━━━ DATA EXTRACT

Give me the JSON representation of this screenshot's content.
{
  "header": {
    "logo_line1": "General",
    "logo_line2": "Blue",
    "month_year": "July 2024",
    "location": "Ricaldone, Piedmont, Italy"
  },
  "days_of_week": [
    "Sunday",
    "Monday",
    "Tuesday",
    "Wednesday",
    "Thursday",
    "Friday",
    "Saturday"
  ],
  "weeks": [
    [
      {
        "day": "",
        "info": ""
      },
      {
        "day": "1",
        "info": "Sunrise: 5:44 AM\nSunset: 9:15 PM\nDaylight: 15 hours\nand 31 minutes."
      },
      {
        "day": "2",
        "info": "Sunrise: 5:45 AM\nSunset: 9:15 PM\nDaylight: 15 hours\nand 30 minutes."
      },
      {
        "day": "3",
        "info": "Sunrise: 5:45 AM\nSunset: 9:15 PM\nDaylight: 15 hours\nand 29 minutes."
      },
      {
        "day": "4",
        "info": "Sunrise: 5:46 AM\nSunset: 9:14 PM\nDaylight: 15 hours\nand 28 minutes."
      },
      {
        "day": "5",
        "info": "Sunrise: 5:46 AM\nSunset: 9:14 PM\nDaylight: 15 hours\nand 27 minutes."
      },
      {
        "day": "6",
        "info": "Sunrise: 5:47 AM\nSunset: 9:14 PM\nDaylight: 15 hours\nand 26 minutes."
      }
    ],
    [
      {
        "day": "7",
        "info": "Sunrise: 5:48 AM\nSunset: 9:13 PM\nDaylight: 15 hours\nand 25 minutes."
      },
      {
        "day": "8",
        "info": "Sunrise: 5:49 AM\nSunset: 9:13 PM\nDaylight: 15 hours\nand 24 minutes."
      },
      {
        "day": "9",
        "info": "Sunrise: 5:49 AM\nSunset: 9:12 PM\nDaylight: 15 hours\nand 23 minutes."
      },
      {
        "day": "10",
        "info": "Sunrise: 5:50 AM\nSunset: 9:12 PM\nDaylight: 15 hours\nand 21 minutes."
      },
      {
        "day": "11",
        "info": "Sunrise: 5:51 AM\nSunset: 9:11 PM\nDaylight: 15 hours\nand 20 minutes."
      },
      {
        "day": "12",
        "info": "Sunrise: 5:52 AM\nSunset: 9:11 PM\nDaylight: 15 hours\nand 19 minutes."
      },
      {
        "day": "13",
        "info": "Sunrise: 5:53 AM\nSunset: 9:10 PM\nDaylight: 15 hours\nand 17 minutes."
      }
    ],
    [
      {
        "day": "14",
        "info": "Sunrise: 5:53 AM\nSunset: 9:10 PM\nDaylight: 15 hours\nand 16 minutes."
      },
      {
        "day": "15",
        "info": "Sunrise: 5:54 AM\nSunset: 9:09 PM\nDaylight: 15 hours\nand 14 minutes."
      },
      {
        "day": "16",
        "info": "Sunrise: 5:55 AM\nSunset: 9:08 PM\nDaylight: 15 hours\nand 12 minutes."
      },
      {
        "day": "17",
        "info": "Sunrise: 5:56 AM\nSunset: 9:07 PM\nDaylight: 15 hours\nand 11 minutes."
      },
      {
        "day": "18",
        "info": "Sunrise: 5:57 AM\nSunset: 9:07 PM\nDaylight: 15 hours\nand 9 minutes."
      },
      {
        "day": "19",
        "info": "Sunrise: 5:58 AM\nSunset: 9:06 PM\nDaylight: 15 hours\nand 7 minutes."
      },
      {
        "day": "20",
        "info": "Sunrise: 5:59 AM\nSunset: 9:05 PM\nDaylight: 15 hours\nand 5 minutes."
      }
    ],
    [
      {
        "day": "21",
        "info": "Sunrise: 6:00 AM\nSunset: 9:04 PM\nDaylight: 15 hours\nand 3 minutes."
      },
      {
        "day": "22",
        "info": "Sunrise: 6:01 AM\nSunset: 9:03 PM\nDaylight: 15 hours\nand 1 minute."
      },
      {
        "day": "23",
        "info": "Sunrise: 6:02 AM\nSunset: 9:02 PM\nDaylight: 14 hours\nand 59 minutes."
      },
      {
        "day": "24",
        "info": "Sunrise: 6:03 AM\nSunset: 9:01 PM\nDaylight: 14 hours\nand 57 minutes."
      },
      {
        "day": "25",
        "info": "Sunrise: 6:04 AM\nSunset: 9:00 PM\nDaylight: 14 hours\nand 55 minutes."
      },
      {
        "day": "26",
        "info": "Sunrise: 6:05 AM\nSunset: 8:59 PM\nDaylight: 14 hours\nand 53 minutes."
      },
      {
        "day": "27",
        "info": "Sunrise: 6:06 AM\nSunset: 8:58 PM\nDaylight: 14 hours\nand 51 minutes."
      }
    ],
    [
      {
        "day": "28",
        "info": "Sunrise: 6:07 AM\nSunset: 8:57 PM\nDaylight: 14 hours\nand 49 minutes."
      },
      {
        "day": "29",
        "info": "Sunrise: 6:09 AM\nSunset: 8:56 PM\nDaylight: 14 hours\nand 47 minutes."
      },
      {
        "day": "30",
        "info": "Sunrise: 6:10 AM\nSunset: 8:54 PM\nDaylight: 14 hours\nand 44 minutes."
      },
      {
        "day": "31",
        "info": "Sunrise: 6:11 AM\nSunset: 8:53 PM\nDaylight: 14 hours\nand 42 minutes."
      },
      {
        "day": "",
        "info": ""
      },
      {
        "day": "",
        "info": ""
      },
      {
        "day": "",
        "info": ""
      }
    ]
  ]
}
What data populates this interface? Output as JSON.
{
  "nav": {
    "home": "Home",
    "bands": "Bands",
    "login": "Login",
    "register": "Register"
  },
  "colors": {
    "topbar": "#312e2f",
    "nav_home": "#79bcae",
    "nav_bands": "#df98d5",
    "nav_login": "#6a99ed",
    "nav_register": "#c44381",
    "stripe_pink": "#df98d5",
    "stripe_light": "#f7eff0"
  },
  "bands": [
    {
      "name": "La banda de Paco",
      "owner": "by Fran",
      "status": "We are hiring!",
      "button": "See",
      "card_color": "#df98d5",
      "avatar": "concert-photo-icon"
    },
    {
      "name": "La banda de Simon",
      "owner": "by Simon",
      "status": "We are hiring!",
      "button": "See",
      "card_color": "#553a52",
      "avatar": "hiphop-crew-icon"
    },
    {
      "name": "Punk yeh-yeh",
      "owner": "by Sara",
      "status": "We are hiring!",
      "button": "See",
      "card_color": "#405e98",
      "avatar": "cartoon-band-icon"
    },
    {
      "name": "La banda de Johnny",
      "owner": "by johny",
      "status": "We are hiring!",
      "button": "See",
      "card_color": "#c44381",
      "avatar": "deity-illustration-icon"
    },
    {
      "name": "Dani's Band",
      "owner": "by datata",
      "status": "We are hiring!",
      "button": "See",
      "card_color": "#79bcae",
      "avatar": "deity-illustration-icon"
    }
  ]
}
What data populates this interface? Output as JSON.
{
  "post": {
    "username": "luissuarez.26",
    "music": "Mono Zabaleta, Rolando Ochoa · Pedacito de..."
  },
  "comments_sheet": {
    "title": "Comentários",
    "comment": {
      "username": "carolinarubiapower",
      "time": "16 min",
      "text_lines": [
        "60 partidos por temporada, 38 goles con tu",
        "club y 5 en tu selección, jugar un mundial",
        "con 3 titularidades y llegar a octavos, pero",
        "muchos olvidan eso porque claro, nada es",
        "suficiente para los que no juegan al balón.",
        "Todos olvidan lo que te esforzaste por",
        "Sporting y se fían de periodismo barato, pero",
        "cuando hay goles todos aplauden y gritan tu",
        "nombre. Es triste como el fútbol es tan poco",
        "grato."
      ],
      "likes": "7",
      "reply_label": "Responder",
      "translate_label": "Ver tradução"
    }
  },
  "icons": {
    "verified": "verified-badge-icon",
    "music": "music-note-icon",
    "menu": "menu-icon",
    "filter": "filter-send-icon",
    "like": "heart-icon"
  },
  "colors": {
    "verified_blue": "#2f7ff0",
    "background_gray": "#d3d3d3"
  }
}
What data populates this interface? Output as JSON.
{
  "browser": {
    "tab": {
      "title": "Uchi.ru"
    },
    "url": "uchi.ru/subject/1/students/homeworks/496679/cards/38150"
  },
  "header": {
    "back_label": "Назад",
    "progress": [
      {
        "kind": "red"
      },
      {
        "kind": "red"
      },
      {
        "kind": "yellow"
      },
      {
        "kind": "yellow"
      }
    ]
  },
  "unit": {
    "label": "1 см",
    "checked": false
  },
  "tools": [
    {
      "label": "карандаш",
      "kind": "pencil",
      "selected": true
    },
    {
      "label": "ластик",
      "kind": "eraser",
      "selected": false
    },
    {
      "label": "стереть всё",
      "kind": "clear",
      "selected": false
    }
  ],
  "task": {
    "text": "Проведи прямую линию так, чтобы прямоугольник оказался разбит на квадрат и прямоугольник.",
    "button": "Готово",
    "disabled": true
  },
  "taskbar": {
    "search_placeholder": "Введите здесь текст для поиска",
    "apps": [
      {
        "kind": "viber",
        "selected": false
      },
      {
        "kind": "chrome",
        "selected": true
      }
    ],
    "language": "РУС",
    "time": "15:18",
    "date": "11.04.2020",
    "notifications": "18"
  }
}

━━━━━━

**AIM OF THE TASK:**
Search the lines for "banda". Copy each line that has it.

**FULL OUTPUT:**
      "name": "La banda de Paco",
      "name": "La banda de Simon",
      "name": "La banda de Johnny",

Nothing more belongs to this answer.